• _GIVEN PROBLEM_
Lines containing "документов" are to be counted. Report the count alone.

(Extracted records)
[BEGIN]

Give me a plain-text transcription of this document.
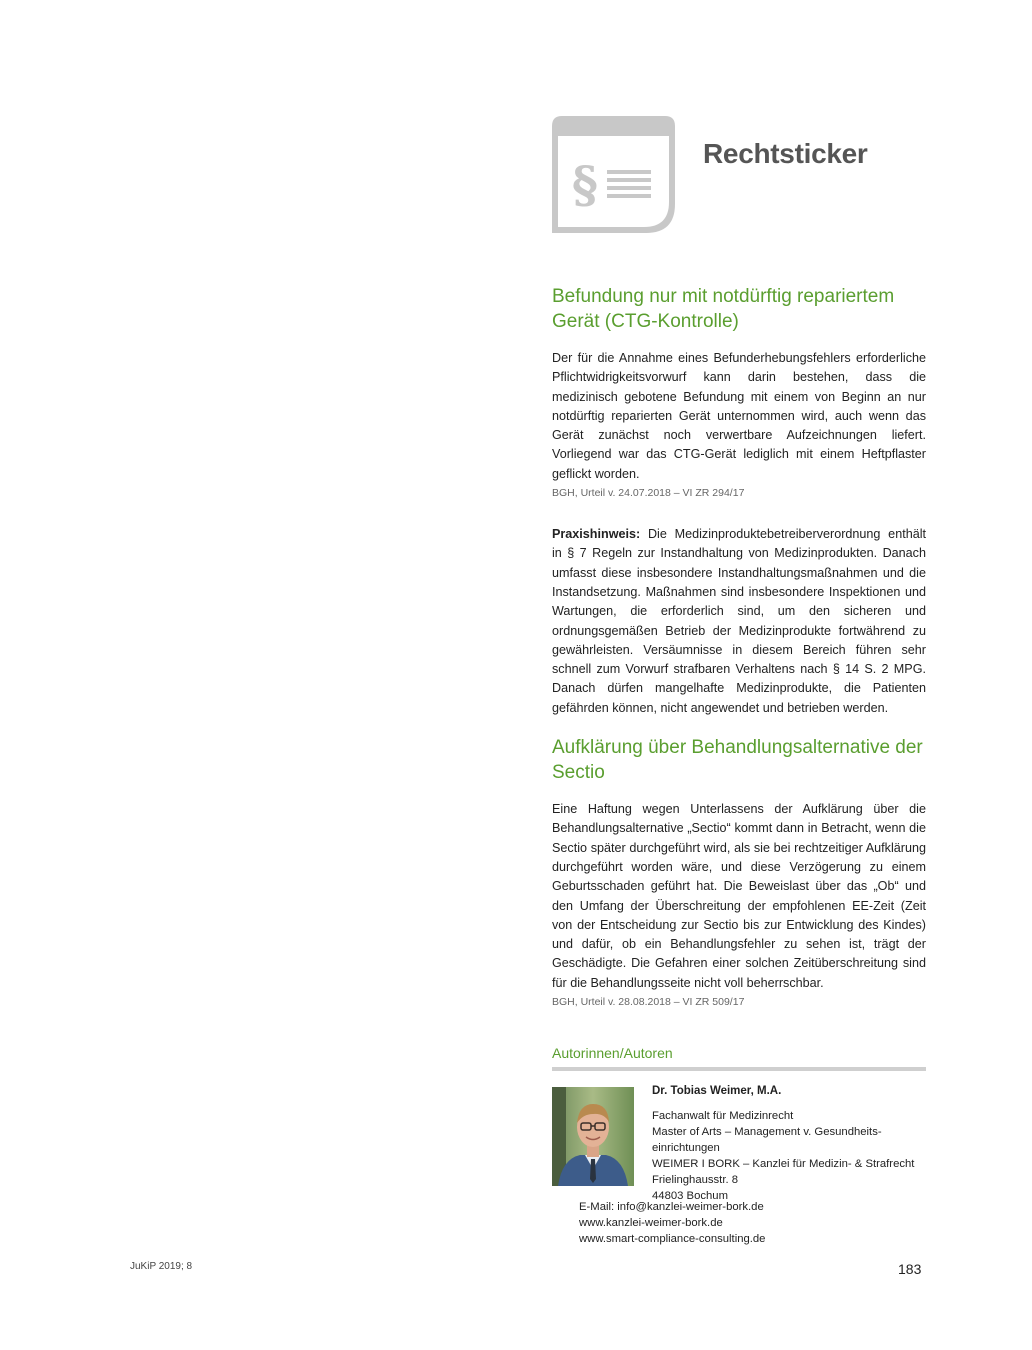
§
Rechtsticker
Befundung nur mit notdürftig repariertem Gerät (CTG-Kontrolle)

Der für die Annahme eines Befunderhebungsfehlers erforderliche Pflichtwidrigkeitsvorwurf kann darin bestehen, dass die medizinisch gebotene Befundung mit einem von Beginn an nur notdürftig reparierten Gerät unternommen wird, auch wenn das Gerät zunächst noch verwertbare Aufzeichnungen liefert. Vorliegend war das CTG-Gerät lediglich mit einem Heftpflaster geflickt worden.

BGH, Urteil v. 24.07.2018 – VI ZR 294/17

Praxishinweis: Die Medizinproduktebetreiberverordnung enthält in § 7 Regeln zur Instandhaltung von Medizinprodukten. Danach umfasst diese insbesondere Instandhaltungsmaßnahmen und die Instandsetzung. Maßnahmen sind insbesondere Inspektionen und Wartungen, die erforderlich sind, um den sicheren und ordnungsgemäßen Betrieb der Medizinprodukte fortwährend zu gewährleisten. Versäumnisse in diesem Bereich führen sehr schnell zum Vorwurf strafbaren Verhaltens nach § 14 S. 2 MPG. Danach dürfen mangelhafte Medizinprodukte, die Patienten gefährden können, nicht angewendet und betrieben werden.

Aufklärung über Behandlungsalternative der Sectio

Eine Haftung wegen Unterlassens der Aufklärung über die Behandlungsalternative „Sectio“ kommt dann in Betracht, wenn die Sectio später durchgeführt wird, als sie bei rechtzeitiger Aufklärung durchgeführt worden wäre, und diese Verzögerung zu einem Geburtsschaden geführt hat. Die Beweislast über das „Ob“ und den Umfang der Überschreitung der empfohlenen EE-Zeit (Zeit von der Entscheidung zur Sectio bis zur Entwicklung des Kindes) und dafür, ob ein Behandlungsfehler zu sehen ist, trägt der Geschädigte. Die Gefahren einer solchen Zeitüberschreitung sind für die Behandlungsseite nicht voll beherrschbar.

BGH, Urteil v. 28.08.2018 – VI ZR 509/17

Autorinnen/Autoren

Dr. Tobias Weimer, M.A.

Fachanwalt für Medizinrecht

Master of Arts – Management v. Gesundheits-

einrichtungen

WEIMER I BORK – Kanzlei für Medizin- & Strafrecht

Frielinghausstr. 8

44803 Bochum

E-Mail: info@kanzlei-weimer-bork.de

www.kanzlei-weimer-bork.de

www.smart-compliance-consulting.de

JuKiP 2019; 8	183
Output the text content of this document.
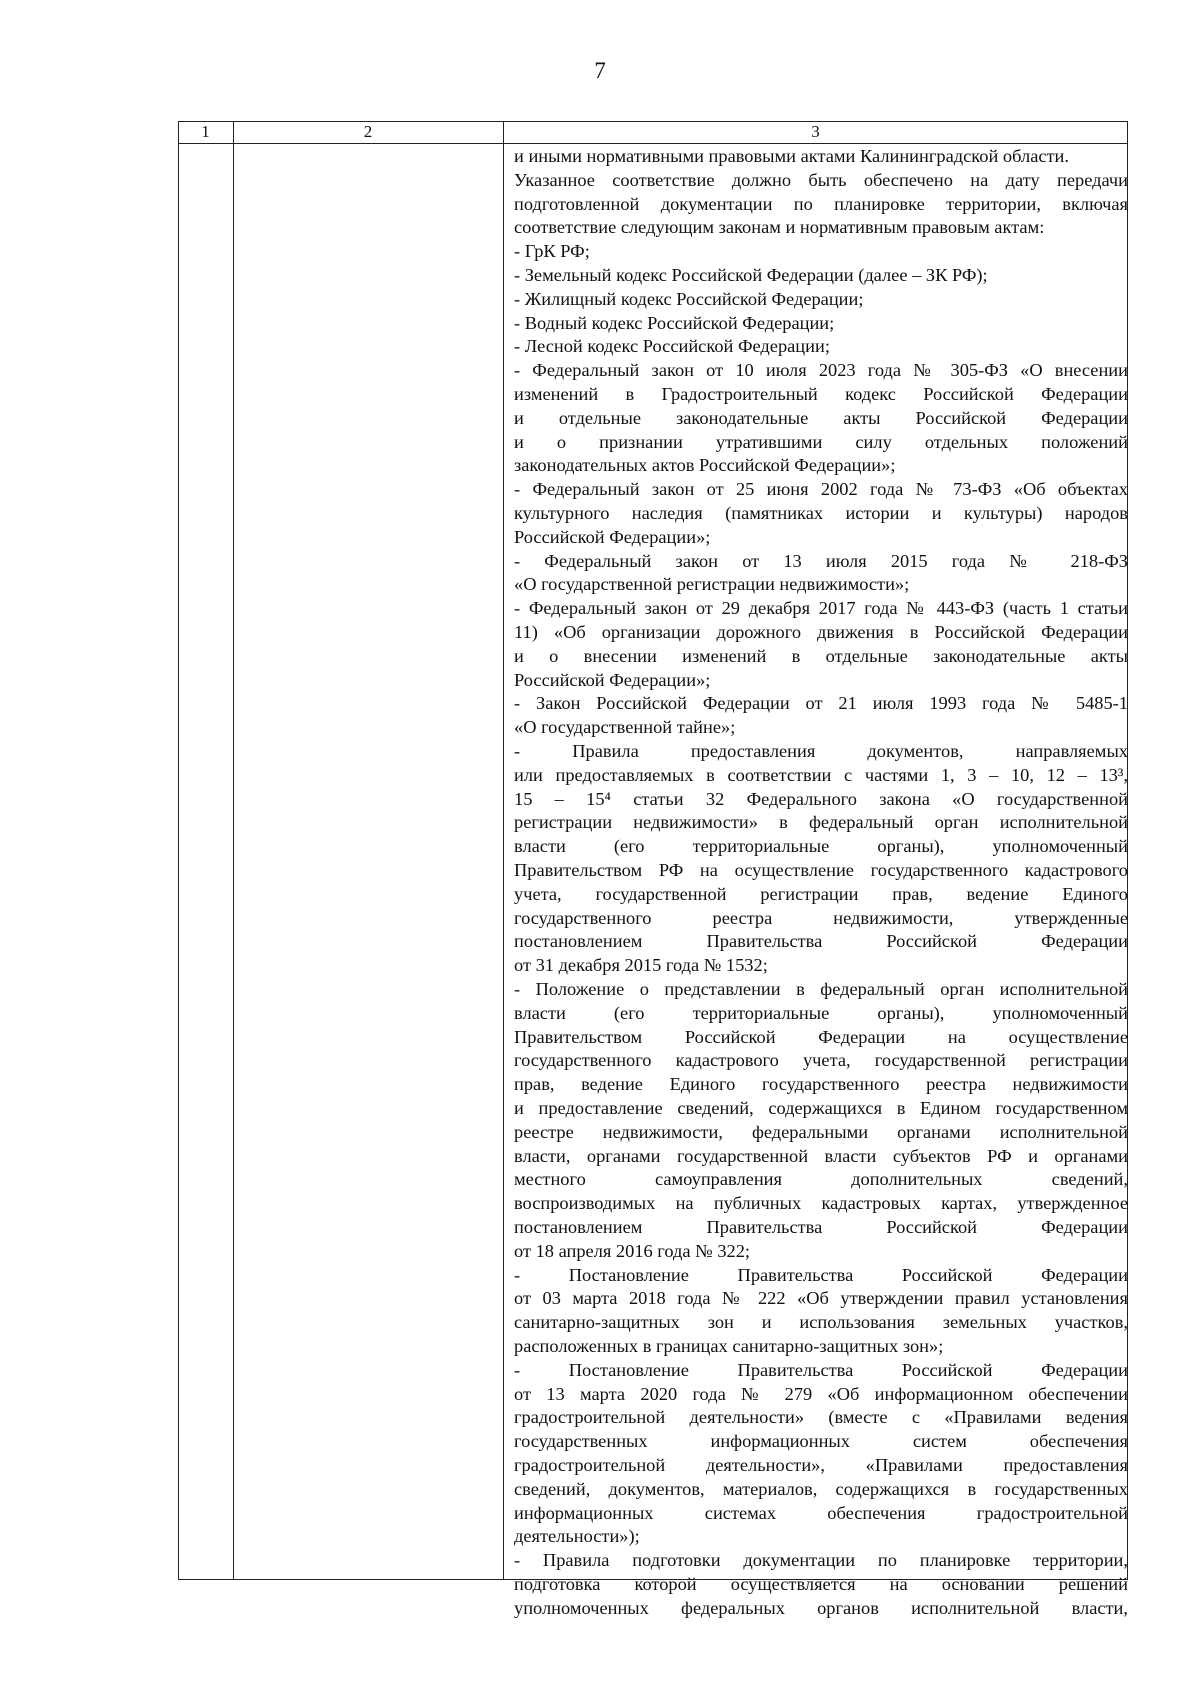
7
1	2	3
и иными нормативными правовыми актами Калининградской области.
Указанное соответствие должно быть обеспечено на дату передачи
подготовленной документации по планировке территории, включая
соответствие следующим законам и нормативным правовым актам:
- ГрК РФ;
- Земельный кодекс Российской Федерации (далее – ЗК РФ);
- Жилищный кодекс Российской Федерации;
- Водный кодекс Российской Федерации;
- Лесной кодекс Российской Федерации;
- Федеральный закон от 10 июля 2023 года № 305-ФЗ «О внесении
изменений в Градостроительный кодекс Российской Федерации
и отдельные законодательные акты Российской Федерации
и о признании утратившими силу отдельных положений
законодательных актов Российской Федерации»;
- Федеральный закон от 25 июня 2002 года № 73-ФЗ «Об объектах
культурного наследия (памятниках истории и культуры) народов
Российской Федерации»;
- Федеральный закон от 13 июля 2015 года № 218-ФЗ
«О государственной регистрации недвижимости»;
- Федеральный закон от 29 декабря 2017 года № 443-ФЗ (часть 1 статьи
11) «Об организации дорожного движения в Российской Федерации
и о внесении изменений в отдельные законодательные акты
Российской Федерации»;
- Закон Российской Федерации от 21 июля 1993 года № 5485-1
«О государственной тайне»;
- Правила предоставления документов, направляемых
или предоставляемых в соответствии с частями 1, 3 – 10, 12 – 13³,
15 – 15⁴ статьи 32 Федерального закона «О государственной
регистрации недвижимости» в федеральный орган исполнительной
власти (его территориальные органы), уполномоченный
Правительством РФ на осуществление государственного кадастрового
учета, государственной регистрации прав, ведение Единого
государственного реестра недвижимости, утвержденные
постановлением Правительства Российской Федерации
от 31 декабря 2015 года № 1532;
- Положение о представлении в федеральный орган исполнительной
власти (его территориальные органы), уполномоченный
Правительством Российской Федерации на осуществление
государственного кадастрового учета, государственной регистрации
прав, ведение Единого государственного реестра недвижимости
и предоставление сведений, содержащихся в Едином государственном
реестре недвижимости, федеральными органами исполнительной
власти, органами государственной власти субъектов РФ и органами
местного самоуправления дополнительных сведений,
воспроизводимых на публичных кадастровых картах, утвержденное
постановлением Правительства Российской Федерации
от 18 апреля 2016 года № 322;
- Постановление Правительства Российской Федерации
от 03 марта 2018 года № 222 «Об утверждении правил установления
санитарно-защитных зон и использования земельных участков,
расположенных в границах санитарно-защитных зон»;
- Постановление Правительства Российской Федерации
от 13 марта 2020 года № 279 «Об информационном обеспечении
градостроительной деятельности» (вместе с «Правилами ведения
государственных информационных систем обеспечения
градостроительной деятельности», «Правилами предоставления
сведений, документов, материалов, содержащихся в государственных
информационных системах обеспечения градостроительной
деятельности»);
- Правила подготовки документации по планировке территории,
подготовка которой осуществляется на основании решений
уполномоченных федеральных органов исполнительной власти,
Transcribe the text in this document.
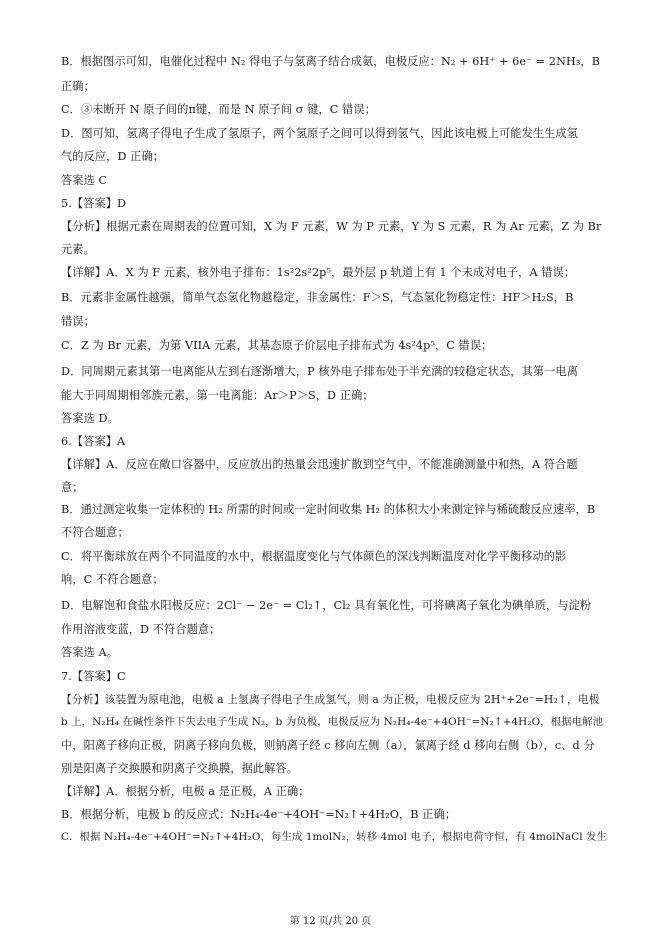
B．根据图示可知，电催化过程中 N₂ 得电子与氢离子结合成氨，电极反应：N₂ + 6H⁺ + 6e⁻ = 2NH₃，B
正确；
C．③未断开 N 原子间的π键，而是 N 原子间 σ 键，C 错误；
D．图可知，氢离子得电子生成了氢原子，两个氢原子之间可以得到氢气，因此该电极上可能发生生成氢
气的反应，D 正确；
答案选 C
5.【答案】D
【分析】根据元素在周期表的位置可知，X 为 F 元素，W 为 P 元素，Y 为 S 元素，R 为 Ar 元素，Z 为 Br
元素。
【详解】A．X 为 F 元素，核外电子排布：1s²2s²2p⁵，最外层 p 轨道上有 1 个未成对电子，A 错误；
B．元素非金属性越强，简单气态氢化物越稳定，非金属性：F＞S，气态氢化物稳定性：HF＞H₂S，B
错误；
C．Z 为 Br 元素，为第 VIIA 元素，其基态原子价层电子排布式为 4s²4p⁵，C 错误；
D．同周期元素其第一电离能从左到右逐渐增大，P 核外电子排布处于半充满的较稳定状态，其第一电离
能大于同周期相邻族元素，第一电离能：Ar＞P＞S，D 正确；
答案选 D。
6.【答案】A
【详解】A．反应在敞口容器中，反应放出的热量会迅速扩散到空气中，不能准确测量中和热，A 符合题
意；
B．通过测定收集一定体积的 H₂ 所需的时间或一定时间收集 H₂ 的体积大小来测定锌与稀硫酸反应速率，B
不符合题意；
C．将平衡球放在两个不同温度的水中，根据温度变化与气体颜色的深浅判断温度对化学平衡移动的影
响，C 不符合题意；
D．电解饱和食盐水阳极反应：2Cl⁻ − 2e⁻ = Cl₂↑，Cl₂ 具有氧化性，可将碘离子氧化为碘单质，与淀粉
作用溶液变蓝，D 不符合题意；
答案选 A。
7.【答案】C
【分析】该装置为原电池，电极 a 上氢离子得电子生成氢气，则 a 为正极，电极反应为 2H⁺+2e⁻=H₂↑，电极
b 上，N₂H₄ 在碱性条件下失去电子生成 N₂，b 为负极，电极反应为 N₂H₄-4e⁻+4OH⁻=N₂↑+4H₂O，根据电解池
中，阳离子移向正极，阴离子移向负极，则钠离子经 c 移向左侧（a），氯离子经 d 移向右侧（b），c、d 分
别是阳离子交换膜和阴离子交换膜，据此解答。
【详解】A．根据分析，电极 a 是正极，A 正确；
B．根据分析，电极 b 的反应式：N₂H₄-4e⁻+4OH⁻=N₂↑+4H₂O，B 正确；
C．根据 N₂H₄-4e⁻+4OH⁻=N₂↑+4H₂O，每生成 1molN₂，转移 4mol 电子，根据电荷守恒，有 4molNaCl 发生
第 12 页/共 20 页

[END]

• _ANSWER TO THIS EXERCISE_
2